- Objective
Reproduce the records below exactly, leaving out any pictures.
--------------------------------------------------
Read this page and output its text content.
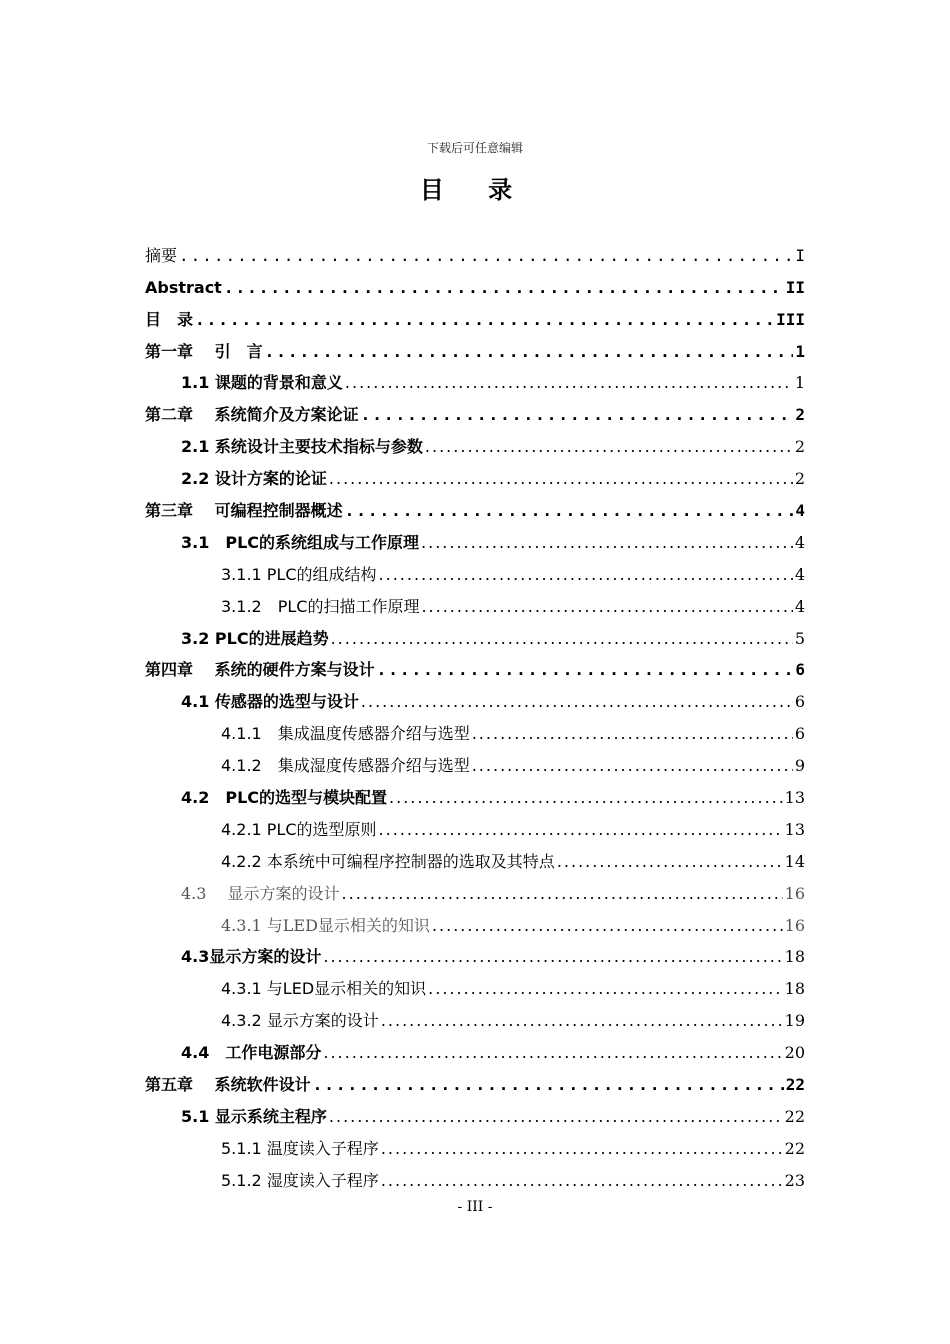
下载后可任意编辑
目 录
摘要 .....	I
Abstract .....	II
目　录 .....	III
第一章　 引　言 .....	1
1.1 课题的背景和意义 .....	1
第二章　 系统简介及方案论证 .....	2
2.1 系统设计主要技术指标与参数 .....	2
2.2 设计方案的论证 .....	2
第三章　 可编程控制器概述 .....	4
3.1　PLC的系统组成与工作原理 .....	4
3.1.1 PLC的组成结构 .....	4
3.1.2　PLC的扫描工作原理 .....	4
3.2 PLC的进展趋势 .....	5
第四章　 系统的硬件方案与设计 .....	6
4.1 传感器的选型与设计 .....	6
4.1.1　集成温度传感器介绍与选型 .....	6
4.1.2　集成湿度传感器介绍与选型 .....	9
4.2　PLC的选型与模块配置 .....	13
4.2.1 PLC的选型原则 .....	13
4.2.2 本系统中可编程序控制器的选取及其特点 .....	14
4.3　 显示方案的设计 .....	16
4.3.1 与LED显示相关的知识 .....	16
4.3显示方案的设计 .....	18
4.3.1 与LED显示相关的知识 .....	18
4.3.2 显示方案的设计 .....	19
4.4　工作电源部分 .....	20
第五章　 系统软件设计 .....	22
5.1 显示系统主程序 .....	22
5.1.1 温度读入子程序 .....	22
5.1.2 湿度读入子程序 .....	23
- III -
--------------------------------------------------
- Problem solution
Read this page and output its text content.
下载后可任意编辑
目 录
摘要 .....	I
Abstract .....	II
目　录 .....	III
第一章　 引　言 .....	1
1.1 课题的背景和意义 .....	1
第二章　 系统简介及方案论证 .....	2
2.1 系统设计主要技术指标与参数 .....	2
2.2 设计方案的论证 .....	2
第三章　 可编程控制器概述 .....	4
3.1　PLC的系统组成与工作原理 .....	4
3.1.1 PLC的组成结构 .....	4
3.1.2　PLC的扫描工作原理 .....	4
3.2 PLC的进展趋势 .....	5
第四章　 系统的硬件方案与设计 .....	6
4.1 传感器的选型与设计 .....	6
4.1.1　集成温度传感器介绍与选型 .....	6
4.1.2　集成湿度传感器介绍与选型 .....	9
4.2　PLC的选型与模块配置 .....	13
4.2.1 PLC的选型原则 .....	13
4.2.2 本系统中可编程序控制器的选取及其特点 .....	14
4.3　 显示方案的设计 .....	16
4.3.1 与LED显示相关的知识 .....	16
4.3显示方案的设计 .....	18
4.3.1 与LED显示相关的知识 .....	18
4.3.2 显示方案的设计 .....	19
4.4　工作电源部分 .....	20
第五章　 系统软件设计 .....	22
5.1 显示系统主程序 .....	22
5.1.1 温度读入子程序 .....	22
5.1.2 湿度读入子程序 .....	23
- III -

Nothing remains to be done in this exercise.